═══ Raw data

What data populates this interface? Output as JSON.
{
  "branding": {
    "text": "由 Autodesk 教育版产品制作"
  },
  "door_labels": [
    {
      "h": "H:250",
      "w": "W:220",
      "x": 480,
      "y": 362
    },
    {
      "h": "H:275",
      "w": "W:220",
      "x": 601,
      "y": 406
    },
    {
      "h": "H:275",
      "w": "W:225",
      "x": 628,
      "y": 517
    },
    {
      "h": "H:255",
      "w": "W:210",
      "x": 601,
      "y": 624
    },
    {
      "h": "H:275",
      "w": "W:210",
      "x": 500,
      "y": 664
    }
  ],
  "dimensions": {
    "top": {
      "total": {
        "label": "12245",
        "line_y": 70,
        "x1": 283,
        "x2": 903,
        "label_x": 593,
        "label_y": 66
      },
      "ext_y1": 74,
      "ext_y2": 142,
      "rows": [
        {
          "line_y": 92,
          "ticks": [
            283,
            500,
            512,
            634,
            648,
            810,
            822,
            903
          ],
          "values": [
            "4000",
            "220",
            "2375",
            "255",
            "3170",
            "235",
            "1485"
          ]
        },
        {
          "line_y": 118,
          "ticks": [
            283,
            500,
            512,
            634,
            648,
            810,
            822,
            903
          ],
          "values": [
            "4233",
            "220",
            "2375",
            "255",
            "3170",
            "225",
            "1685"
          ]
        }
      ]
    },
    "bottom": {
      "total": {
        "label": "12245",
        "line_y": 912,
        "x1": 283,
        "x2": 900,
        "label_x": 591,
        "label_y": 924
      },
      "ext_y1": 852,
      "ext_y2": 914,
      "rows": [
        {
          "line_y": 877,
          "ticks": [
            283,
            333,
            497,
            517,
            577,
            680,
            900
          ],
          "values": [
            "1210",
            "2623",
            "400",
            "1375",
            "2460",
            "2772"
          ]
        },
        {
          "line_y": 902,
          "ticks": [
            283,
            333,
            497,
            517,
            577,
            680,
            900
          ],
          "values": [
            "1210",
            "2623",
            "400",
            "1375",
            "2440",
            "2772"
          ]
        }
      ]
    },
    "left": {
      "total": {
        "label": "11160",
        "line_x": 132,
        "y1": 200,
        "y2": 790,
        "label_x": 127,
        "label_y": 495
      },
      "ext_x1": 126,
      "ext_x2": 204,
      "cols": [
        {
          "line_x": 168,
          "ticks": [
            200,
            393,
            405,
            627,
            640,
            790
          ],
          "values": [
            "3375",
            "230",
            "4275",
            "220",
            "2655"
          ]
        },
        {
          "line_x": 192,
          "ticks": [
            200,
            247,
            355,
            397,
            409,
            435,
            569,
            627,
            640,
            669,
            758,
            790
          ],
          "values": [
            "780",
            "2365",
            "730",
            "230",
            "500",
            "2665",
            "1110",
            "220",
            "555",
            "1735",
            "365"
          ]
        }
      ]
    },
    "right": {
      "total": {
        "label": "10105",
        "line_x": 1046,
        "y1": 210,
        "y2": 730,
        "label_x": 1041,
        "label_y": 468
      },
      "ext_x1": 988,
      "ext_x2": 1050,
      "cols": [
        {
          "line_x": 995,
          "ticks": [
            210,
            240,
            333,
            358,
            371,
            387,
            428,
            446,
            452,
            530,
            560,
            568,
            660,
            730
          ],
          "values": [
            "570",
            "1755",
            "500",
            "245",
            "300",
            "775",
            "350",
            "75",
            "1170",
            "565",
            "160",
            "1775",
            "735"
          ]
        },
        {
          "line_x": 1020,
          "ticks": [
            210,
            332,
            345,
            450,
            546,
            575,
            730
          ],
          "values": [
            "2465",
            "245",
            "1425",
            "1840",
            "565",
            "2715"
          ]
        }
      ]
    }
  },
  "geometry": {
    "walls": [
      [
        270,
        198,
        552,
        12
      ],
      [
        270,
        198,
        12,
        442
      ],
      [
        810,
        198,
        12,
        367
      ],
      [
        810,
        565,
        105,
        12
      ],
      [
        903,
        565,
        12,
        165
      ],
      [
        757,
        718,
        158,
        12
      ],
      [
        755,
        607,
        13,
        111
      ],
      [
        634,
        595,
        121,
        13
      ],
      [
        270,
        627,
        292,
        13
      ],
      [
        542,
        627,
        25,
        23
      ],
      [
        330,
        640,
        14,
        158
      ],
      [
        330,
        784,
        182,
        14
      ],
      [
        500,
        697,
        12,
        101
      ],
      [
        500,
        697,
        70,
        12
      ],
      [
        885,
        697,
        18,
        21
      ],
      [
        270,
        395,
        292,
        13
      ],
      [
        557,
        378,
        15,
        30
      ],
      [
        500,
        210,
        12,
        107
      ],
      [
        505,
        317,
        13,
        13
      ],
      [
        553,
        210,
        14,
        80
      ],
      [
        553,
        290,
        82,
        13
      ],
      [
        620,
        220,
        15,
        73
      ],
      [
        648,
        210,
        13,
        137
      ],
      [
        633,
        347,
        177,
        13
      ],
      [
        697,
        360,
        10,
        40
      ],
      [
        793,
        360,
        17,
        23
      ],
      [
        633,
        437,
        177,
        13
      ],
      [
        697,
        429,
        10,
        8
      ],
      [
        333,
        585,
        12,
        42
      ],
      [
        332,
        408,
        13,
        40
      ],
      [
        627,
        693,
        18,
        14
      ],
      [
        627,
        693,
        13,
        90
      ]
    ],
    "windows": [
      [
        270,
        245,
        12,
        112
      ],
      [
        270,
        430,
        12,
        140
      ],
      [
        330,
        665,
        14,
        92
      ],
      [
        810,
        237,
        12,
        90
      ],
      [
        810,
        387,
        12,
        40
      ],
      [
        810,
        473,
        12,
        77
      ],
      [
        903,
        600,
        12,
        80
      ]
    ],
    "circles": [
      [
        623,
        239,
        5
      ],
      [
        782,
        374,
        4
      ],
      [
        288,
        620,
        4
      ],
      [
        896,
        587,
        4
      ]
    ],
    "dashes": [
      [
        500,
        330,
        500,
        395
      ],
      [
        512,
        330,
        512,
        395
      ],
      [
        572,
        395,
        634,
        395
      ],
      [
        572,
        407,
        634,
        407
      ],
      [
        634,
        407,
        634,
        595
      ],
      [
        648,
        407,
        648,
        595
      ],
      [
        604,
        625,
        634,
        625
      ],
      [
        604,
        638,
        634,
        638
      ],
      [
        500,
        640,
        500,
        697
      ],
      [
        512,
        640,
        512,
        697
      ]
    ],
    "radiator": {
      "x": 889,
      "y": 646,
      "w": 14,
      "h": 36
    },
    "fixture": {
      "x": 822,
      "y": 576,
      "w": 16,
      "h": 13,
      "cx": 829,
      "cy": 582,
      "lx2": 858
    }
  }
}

══════

* _What is expected_:
Repeat all of the records above exactly as written.

* _Solution to the exercise_:
What data populates this interface? Output as JSON.
{
  "branding": {
    "text": "由 Autodesk 教育版产品制作"
  },
  "door_labels": [
    {
      "h": "H:250",
      "w": "W:220",
      "x": 480,
      "y": 362
    },
    {
      "h": "H:275",
      "w": "W:220",
      "x": 601,
      "y": 406
    },
    {
      "h": "H:275",
      "w": "W:225",
      "x": 628,
      "y": 517
    },
    {
      "h": "H:255",
      "w": "W:210",
      "x": 601,
      "y": 624
    },
    {
      "h": "H:275",
      "w": "W:210",
      "x": 500,
      "y": 664
    }
  ],
  "dimensions": {
    "top": {
      "total": {
        "label": "12245",
        "line_y": 70,
        "x1": 283,
        "x2": 903,
        "label_x": 593,
        "label_y": 66
      },
      "ext_y1": 74,
      "ext_y2": 142,
      "rows": [
        {
          "line_y": 92,
          "ticks": [
            283,
            500,
            512,
            634,
            648,
            810,
            822,
            903
          ],
          "values": [
            "4000",
            "220",
            "2375",
            "255",
            "3170",
            "235",
            "1485"
          ]
        },
        {
          "line_y": 118,
          "ticks": [
            283,
            500,
            512,
            634,
            648,
            810,
            822,
            903
          ],
          "values": [
            "4233",
            "220",
            "2375",
            "255",
            "3170",
            "225",
            "1685"
          ]
        }
      ]
    },
    "bottom": {
      "total": {
        "label": "12245",
        "line_y": 912,
        "x1": 283,
        "x2": 900,
        "label_x": 591,
        "label_y": 924
      },
      "ext_y1": 852,
      "ext_y2": 914,
      "rows": [
        {
          "line_y": 877,
          "ticks": [
            283,
            333,
            497,
            517,
            577,
            680,
            900
          ],
          "values": [
            "1210",
            "2623",
            "400",
            "1375",
            "2460",
            "2772"
          ]
        },
        {
          "line_y": 902,
          "ticks": [
            283,
            333,
            497,
            517,
            577,
            680,
            900
          ],
          "values": [
            "1210",
            "2623",
            "400",
            "1375",
            "2440",
            "2772"
          ]
        }
      ]
    },
    "left": {
      "total": {
        "label": "11160",
        "line_x": 132,
        "y1": 200,
        "y2": 790,
        "label_x": 127,
        "label_y": 495
      },
      "ext_x1": 126,
      "ext_x2": 204,
      "cols": [
        {
          "line_x": 168,
          "ticks": [
            200,
            393,
            405,
            627,
            640,
            790
          ],
          "values": [
            "3375",
            "230",
            "4275",
            "220",
            "2655"
          ]
        },
        {
          "line_x": 192,
          "ticks": [
            200,
            247,
            355,
            397,
            409,
            435,
            569,
            627,
            640,
            669,
            758,
            790
          ],
          "values": [
            "780",
            "2365",
            "730",
            "230",
            "500",
            "2665",
            "1110",
            "220",
            "555",
            "1735",
            "365"
          ]
        }
      ]
    },
    "right": {
      "total": {
        "label": "10105",
        "line_x": 1046,
        "y1": 210,
        "y2": 730,
        "label_x": 1041,
        "label_y": 468
      },
      "ext_x1": 988,
      "ext_x2": 1050,
      "cols": [
        {
          "line_x": 995,
          "ticks": [
            210,
            240,
            333,
            358,
            371,
            387,
            428,
            446,
            452,
            530,
            560,
            568,
            660,
            730
          ],
          "values": [
            "570",
            "1755",
            "500",
            "245",
            "300",
            "775",
            "350",
            "75",
            "1170",
            "565",
            "160",
            "1775",
            "735"
          ]
        },
        {
          "line_x": 1020,
          "ticks": [
            210,
            332,
            345,
            450,
            546,
            575,
            730
          ],
          "values": [
            "2465",
            "245",
            "1425",
            "1840",
            "565",
            "2715"
          ]
        }
      ]
    }
  },
  "geometry": {
    "walls": [
      [
        270,
        198,
        552,
        12
      ],
      [
        270,
        198,
        12,
        442
      ],
      [
        810,
        198,
        12,
        367
      ],
      [
        810,
        565,
        105,
        12
      ],
      [
        903,
        565,
        12,
        165
      ],
      [
        757,
        718,
        158,
        12
      ],
      [
        755,
        607,
        13,
        111
      ],
      [
        634,
        595,
        121,
        13
      ],
      [
        270,
        627,
        292,
        13
      ],
      [
        542,
        627,
        25,
        23
      ],
      [
        330,
        640,
        14,
        158
      ],
      [
        330,
        784,
        182,
        14
      ],
      [
        500,
        697,
        12,
        101
      ],
      [
        500,
        697,
        70,
        12
      ],
      [
        885,
        697,
        18,
        21
      ],
      [
        270,
        395,
        292,
        13
      ],
      [
        557,
        378,
        15,
        30
      ],
      [
        500,
        210,
        12,
        107
      ],
      [
        505,
        317,
        13,
        13
      ],
      [
        553,
        210,
        14,
        80
      ],
      [
        553,
        290,
        82,
        13
      ],
      [
        620,
        220,
        15,
        73
      ],
      [
        648,
        210,
        13,
        137
      ],
      [
        633,
        347,
        177,
        13
      ],
      [
        697,
        360,
        10,
        40
      ],
      [
        793,
        360,
        17,
        23
      ],
      [
        633,
        437,
        177,
        13
      ],
      [
        697,
        429,
        10,
        8
      ],
      [
        333,
        585,
        12,
        42
      ],
      [
        332,
        408,
        13,
        40
      ],
      [
        627,
        693,
        18,
        14
      ],
      [
        627,
        693,
        13,
        90
      ]
    ],
    "windows": [
      [
        270,
        245,
        12,
        112
      ],
      [
        270,
        430,
        12,
        140
      ],
      [
        330,
        665,
        14,
        92
      ],
      [
        810,
        237,
        12,
        90
      ],
      [
        810,
        387,
        12,
        40
      ],
      [
        810,
        473,
        12,
        77
      ],
      [
        903,
        600,
        12,
        80
      ]
    ],
    "circles": [
      [
        623,
        239,
        5
      ],
      [
        782,
        374,
        4
      ],
      [
        288,
        620,
        4
      ],
      [
        896,
        587,
        4
      ]
    ],
    "dashes": [
      [
        500,
        330,
        500,
        395
      ],
      [
        512,
        330,
        512,
        395
      ],
      [
        572,
        395,
        634,
        395
      ],
      [
        572,
        407,
        634,
        407
      ],
      [
        634,
        407,
        634,
        595
      ],
      [
        648,
        407,
        648,
        595
      ],
      [
        604,
        625,
        634,
        625
      ],
      [
        604,
        638,
        634,
        638
      ],
      [
        500,
        640,
        500,
        697
      ],
      [
        512,
        640,
        512,
        697
      ]
    ],
    "radiator": {
      "x": 889,
      "y": 646,
      "w": 14,
      "h": 36
    },
    "fixture": {
      "x": 822,
      "y": 576,
      "w": 16,
      "h": 13,
      "cx": 829,
      "cy": 582,
      "lx2": 858
    }
  }
}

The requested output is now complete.